Texto aportado >>
******
Apático e impostado ejercicio de thriller melodramático con un Robin Williams centrado y solvente, desafectado de tics, creíble, untado de la seriedad que el personaje demanda, aunque uno pueda evitar que en cualquier momento haga un mohín, tuerza un ojo o, si esto es posible, mire a la cámara y nos pregunte, socarrón, pícaro, si nos está gustando el embrollo.
En este Escuchador nocturno que aquí se intitula Voces en la noche ( no puede haber título más manido y sospechoso ) hay asuntos delicados que no obtienen respuestas pertinentes. Toda la exquisita exposición de los hechos se derrumba farrulleramente cuando el director, habida cuenta del castillo de indicios que ha levantado, advierte que no tiene mano ni encanto para finiquitarlos.
Huérfana de licencias creativas, arrumbada al estante de los proyectos fallidos, Voces en la noche entusiasma tímidamente: la historia de un locutor de radio fascinado por la existencia de un libro escrito por un joven de catorce años deviene en manifiesto existencialista sobre el amor y la soledad, sobre los sentimientos y la necesidad de inventar a alguien para sobrellevar el peso de la rutina, la durísima evidencia de saber que no tenemos verdaderamente a nadie que nos ame o para quien contemos. El libro de marras abre la pandora de unos seres oscuros, desangelados, desencantados al punto de que Gabriel Noone ( Robin Williams ) termina preguntándose si el niño/escritor y su madre ( con quienes sólo ha hablado por teléfono ) existen verdaderamente.
******
Datos aportados >>
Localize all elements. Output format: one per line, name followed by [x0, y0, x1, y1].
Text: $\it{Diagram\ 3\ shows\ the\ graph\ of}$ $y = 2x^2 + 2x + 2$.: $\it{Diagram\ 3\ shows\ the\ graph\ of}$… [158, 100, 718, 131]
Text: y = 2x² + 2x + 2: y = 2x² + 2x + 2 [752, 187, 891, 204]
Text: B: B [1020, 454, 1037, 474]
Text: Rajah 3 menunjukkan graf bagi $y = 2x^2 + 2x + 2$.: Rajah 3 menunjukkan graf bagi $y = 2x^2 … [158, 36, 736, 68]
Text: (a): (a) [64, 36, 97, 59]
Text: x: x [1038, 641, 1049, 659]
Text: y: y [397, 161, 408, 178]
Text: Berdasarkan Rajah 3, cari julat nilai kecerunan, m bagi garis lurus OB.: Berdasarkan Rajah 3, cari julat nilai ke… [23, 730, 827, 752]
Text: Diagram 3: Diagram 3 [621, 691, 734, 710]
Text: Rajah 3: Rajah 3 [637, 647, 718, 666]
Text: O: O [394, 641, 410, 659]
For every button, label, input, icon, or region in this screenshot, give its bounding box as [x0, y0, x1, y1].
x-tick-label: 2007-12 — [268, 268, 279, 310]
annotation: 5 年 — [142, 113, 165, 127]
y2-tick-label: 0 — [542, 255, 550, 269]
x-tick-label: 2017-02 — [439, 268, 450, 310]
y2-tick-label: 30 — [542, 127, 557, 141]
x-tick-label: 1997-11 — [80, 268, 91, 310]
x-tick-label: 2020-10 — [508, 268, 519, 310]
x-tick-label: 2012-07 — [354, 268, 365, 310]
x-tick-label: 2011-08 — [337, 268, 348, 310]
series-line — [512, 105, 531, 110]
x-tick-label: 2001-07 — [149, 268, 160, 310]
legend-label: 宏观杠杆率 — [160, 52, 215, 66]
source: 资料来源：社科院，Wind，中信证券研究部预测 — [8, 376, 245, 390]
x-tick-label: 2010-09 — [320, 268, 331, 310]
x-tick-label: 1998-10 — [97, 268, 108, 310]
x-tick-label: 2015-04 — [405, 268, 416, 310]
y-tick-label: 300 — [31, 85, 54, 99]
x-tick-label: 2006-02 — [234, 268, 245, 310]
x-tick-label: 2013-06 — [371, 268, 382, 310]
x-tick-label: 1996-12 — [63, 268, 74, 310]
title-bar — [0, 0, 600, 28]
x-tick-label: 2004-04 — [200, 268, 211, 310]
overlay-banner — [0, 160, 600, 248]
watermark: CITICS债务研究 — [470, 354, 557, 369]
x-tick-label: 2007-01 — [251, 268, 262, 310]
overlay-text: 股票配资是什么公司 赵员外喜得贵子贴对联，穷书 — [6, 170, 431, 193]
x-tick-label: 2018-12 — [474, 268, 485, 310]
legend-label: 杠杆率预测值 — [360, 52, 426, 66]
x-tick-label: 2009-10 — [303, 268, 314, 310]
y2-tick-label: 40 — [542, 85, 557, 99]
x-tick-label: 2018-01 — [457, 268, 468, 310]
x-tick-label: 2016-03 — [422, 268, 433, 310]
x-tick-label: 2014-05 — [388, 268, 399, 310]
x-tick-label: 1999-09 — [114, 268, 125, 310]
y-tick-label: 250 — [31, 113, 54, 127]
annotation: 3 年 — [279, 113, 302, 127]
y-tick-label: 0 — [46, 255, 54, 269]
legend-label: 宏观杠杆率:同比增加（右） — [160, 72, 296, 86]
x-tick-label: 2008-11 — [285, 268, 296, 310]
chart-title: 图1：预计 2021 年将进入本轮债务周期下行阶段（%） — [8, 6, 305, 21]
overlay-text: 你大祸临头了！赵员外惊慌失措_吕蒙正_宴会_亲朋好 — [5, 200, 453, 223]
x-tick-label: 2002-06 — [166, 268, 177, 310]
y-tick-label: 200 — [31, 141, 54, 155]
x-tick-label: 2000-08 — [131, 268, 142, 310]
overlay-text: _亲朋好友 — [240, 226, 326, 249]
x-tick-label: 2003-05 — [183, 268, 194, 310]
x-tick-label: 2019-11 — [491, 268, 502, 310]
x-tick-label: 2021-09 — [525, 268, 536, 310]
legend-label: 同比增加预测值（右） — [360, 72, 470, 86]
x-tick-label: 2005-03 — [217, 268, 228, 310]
******
Ejercicios propuestos >>
1. Cita el fragmento de la reseña de Voces en la noche que empieza en las palabras "Apático e impostado" y termina después de "encanto para finiquitarlos.".
2. Traduce al inglés esta oración de la reseña de Voces en la noche: "Toda la exquisita exposición de los hechos se derrumba farrulleramente cuando el director, habida cuenta del castillo de indicios que ha levantado, advierte que no tiene mano ni encanto para finiquitarlos."
Los datos no hacen falta para resolver nada.

Respuestas dadas >>
1.
Apático e impostado ejercicio de thriller melodramático con un Robin Williams centrado y solvente, desafectado de tics, creíble, untado de la seriedad que el personaje demanda, aunque uno pueda evitar que en cualquier momento haga un mohín, tuerza un ojo o, si esto es posible, mire a la cámara y nos pregunte, socarrón, pícaro, si nos está gustando el embrollo.
En este Escuchador nocturno que aquí se intitula Voces en la noche ( no puede haber título más manido y sospechoso ) hay asuntos delicados que no obtienen respuestas pertinentes. Toda la exquisita exposición de los hechos se derrumba farrulleramente cuando el director, habida cuenta del castillo de indicios que ha levantado, advierte que no tiene mano ni encanto para finiquitarlos.

2. The whole exquisite exposition of the facts collapses with bluster when the director, given the castle of clues he has built up, realizes that he has neither the skill nor the charm to wrap them up.